Stored dataset items
========================
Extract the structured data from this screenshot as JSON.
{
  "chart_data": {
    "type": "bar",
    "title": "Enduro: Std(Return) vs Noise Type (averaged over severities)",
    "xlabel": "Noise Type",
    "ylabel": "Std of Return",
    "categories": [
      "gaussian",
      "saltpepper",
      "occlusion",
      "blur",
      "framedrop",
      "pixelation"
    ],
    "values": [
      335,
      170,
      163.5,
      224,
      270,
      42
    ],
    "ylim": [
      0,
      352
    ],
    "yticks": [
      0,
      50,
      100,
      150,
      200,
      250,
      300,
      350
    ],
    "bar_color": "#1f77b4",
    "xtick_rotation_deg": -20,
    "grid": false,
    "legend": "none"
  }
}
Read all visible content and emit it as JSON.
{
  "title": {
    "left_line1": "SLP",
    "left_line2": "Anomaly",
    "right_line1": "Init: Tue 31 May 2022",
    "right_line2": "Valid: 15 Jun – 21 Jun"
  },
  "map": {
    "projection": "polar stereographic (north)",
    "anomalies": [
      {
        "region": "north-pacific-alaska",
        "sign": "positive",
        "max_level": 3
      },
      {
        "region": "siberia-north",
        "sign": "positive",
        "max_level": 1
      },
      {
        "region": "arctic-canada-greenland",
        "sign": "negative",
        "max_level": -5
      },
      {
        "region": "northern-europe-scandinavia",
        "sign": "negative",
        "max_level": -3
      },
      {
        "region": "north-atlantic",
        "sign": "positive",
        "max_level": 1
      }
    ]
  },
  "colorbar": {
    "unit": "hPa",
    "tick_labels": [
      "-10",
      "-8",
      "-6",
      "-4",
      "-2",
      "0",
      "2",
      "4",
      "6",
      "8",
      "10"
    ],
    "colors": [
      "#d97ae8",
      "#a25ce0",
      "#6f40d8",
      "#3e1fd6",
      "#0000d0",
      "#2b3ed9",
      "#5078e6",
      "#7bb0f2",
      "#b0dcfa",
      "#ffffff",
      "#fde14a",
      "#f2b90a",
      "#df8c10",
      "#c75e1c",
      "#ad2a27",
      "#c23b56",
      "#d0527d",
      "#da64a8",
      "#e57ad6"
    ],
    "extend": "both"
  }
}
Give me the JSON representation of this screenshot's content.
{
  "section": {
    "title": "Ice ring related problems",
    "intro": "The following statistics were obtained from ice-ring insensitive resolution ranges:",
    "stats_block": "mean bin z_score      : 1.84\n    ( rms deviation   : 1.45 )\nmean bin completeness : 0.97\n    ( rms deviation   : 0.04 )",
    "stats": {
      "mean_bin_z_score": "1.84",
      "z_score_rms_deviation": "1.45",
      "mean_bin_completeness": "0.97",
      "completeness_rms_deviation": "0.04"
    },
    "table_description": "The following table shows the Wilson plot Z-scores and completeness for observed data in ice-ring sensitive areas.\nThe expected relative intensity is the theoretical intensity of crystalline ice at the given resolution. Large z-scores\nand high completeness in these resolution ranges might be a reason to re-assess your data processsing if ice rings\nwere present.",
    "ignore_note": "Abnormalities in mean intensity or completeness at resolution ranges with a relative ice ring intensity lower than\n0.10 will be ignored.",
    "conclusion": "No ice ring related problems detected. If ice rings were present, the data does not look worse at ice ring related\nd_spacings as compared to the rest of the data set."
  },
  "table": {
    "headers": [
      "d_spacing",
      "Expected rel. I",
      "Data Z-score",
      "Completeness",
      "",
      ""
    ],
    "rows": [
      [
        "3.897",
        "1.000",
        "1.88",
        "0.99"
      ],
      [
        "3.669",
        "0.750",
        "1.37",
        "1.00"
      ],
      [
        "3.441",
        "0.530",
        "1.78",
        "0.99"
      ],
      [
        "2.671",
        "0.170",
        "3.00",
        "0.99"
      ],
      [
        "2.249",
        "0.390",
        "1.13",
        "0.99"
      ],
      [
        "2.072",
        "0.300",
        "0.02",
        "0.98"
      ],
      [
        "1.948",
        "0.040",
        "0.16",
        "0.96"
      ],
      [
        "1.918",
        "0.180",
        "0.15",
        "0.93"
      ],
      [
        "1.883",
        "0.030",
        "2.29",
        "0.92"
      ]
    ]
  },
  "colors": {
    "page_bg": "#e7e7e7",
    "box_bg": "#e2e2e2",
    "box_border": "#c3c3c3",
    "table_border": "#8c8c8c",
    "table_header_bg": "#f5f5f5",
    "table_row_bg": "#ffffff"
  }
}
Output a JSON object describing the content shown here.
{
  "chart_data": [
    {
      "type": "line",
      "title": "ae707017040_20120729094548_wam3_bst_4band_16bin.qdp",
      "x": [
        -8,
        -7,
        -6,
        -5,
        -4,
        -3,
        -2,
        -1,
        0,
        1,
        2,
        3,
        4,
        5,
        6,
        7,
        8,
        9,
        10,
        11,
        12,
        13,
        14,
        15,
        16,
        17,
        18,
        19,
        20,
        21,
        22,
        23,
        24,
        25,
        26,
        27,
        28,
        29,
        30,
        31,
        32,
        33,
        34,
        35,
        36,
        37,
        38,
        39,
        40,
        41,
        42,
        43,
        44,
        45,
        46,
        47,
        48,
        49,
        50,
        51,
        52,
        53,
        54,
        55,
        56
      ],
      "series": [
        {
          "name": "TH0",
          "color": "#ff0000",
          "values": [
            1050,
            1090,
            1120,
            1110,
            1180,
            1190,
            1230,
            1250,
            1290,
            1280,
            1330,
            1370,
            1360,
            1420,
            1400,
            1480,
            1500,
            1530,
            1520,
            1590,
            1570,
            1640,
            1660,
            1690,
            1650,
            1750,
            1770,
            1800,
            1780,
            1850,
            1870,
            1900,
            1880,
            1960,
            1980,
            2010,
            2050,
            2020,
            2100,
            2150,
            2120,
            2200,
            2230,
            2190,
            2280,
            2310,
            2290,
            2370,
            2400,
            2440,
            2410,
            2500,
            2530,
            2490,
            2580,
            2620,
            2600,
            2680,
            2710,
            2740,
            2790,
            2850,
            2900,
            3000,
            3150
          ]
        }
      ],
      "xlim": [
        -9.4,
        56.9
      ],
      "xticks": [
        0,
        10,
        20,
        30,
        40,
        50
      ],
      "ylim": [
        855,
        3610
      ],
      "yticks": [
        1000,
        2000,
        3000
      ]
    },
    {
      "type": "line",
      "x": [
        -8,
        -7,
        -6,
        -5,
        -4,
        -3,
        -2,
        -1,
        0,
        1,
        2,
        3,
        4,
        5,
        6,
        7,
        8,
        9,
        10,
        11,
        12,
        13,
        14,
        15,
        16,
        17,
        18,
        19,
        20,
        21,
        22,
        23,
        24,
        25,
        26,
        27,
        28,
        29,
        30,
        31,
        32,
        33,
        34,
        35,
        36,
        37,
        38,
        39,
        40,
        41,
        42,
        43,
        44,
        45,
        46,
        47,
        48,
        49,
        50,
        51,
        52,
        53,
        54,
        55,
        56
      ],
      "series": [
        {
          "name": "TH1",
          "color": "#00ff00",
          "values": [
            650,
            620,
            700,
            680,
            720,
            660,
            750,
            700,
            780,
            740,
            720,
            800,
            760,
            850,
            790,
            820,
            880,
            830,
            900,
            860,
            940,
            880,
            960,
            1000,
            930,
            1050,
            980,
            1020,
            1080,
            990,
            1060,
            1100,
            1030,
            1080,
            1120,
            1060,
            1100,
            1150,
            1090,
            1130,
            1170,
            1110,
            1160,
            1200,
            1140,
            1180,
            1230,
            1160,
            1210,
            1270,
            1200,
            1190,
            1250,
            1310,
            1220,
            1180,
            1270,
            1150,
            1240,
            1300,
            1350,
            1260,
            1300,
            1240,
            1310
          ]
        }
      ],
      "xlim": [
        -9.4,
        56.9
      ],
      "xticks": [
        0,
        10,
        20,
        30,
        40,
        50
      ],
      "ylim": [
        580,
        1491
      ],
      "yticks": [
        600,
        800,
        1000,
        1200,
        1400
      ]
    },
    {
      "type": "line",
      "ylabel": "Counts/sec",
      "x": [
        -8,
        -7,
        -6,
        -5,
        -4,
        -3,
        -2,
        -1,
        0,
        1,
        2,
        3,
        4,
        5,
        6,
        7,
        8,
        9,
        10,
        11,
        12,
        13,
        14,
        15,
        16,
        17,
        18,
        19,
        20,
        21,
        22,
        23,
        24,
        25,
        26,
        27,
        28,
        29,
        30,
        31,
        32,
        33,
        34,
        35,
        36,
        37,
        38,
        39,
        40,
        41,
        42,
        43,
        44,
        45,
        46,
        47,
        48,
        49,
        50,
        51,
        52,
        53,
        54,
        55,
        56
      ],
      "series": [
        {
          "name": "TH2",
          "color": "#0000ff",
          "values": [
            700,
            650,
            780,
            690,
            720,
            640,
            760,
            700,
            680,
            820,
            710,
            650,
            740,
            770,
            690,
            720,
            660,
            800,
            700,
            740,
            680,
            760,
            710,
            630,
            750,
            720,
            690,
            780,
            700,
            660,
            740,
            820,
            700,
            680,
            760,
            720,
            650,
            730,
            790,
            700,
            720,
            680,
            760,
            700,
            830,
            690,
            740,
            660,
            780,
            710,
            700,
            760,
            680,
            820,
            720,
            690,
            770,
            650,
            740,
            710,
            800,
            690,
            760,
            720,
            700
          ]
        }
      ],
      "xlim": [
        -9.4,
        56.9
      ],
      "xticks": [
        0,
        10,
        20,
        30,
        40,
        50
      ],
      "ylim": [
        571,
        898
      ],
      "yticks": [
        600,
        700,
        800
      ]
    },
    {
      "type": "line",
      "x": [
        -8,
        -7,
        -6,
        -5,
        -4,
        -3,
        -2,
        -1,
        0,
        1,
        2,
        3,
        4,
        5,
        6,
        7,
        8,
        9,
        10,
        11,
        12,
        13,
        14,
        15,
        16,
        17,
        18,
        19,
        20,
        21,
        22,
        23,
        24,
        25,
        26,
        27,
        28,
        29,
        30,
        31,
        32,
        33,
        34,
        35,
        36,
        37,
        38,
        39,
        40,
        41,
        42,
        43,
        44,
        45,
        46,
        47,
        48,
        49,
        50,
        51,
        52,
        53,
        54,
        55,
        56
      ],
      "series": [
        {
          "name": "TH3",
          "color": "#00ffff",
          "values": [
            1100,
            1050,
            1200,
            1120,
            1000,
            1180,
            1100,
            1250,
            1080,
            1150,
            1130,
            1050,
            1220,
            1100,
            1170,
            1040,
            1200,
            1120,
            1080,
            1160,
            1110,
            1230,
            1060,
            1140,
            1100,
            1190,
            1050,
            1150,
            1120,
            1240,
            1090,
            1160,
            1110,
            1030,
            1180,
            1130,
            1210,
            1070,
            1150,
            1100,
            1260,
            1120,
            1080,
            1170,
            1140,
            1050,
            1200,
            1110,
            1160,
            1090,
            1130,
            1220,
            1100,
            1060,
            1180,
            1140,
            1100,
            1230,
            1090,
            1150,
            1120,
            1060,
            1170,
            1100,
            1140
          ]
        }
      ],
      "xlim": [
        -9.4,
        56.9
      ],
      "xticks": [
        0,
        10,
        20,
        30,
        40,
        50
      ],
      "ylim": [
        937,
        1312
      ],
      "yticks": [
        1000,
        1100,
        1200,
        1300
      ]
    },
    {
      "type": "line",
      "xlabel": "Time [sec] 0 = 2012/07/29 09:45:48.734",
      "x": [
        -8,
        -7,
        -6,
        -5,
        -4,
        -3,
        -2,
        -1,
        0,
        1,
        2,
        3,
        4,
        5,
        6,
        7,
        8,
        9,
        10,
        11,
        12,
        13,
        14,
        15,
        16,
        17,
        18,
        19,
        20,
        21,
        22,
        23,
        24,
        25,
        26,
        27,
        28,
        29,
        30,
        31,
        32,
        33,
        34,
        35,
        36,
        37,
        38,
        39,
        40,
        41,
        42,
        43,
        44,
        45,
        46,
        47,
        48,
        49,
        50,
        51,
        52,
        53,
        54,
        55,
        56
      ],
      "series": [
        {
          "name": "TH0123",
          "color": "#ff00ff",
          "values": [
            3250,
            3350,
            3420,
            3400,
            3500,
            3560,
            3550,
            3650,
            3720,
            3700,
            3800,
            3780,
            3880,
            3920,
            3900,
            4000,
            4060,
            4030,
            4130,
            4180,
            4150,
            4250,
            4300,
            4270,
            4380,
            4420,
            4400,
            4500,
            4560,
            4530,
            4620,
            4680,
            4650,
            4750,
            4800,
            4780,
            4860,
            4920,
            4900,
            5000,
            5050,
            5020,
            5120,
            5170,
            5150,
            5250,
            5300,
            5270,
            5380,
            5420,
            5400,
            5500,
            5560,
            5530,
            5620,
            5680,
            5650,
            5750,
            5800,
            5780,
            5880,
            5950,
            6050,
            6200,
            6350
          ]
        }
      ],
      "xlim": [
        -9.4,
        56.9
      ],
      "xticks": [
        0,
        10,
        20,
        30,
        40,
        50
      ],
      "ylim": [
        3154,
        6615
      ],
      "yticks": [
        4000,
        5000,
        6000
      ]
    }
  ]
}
========================
WHAT YOU ARE ASKED TO DO | Look over the records above and copy each line that includes the string "screenshot".

RESULT |
Extract the structured data from this screenshot as JSON.
Give me the JSON representation of this screenshot's content.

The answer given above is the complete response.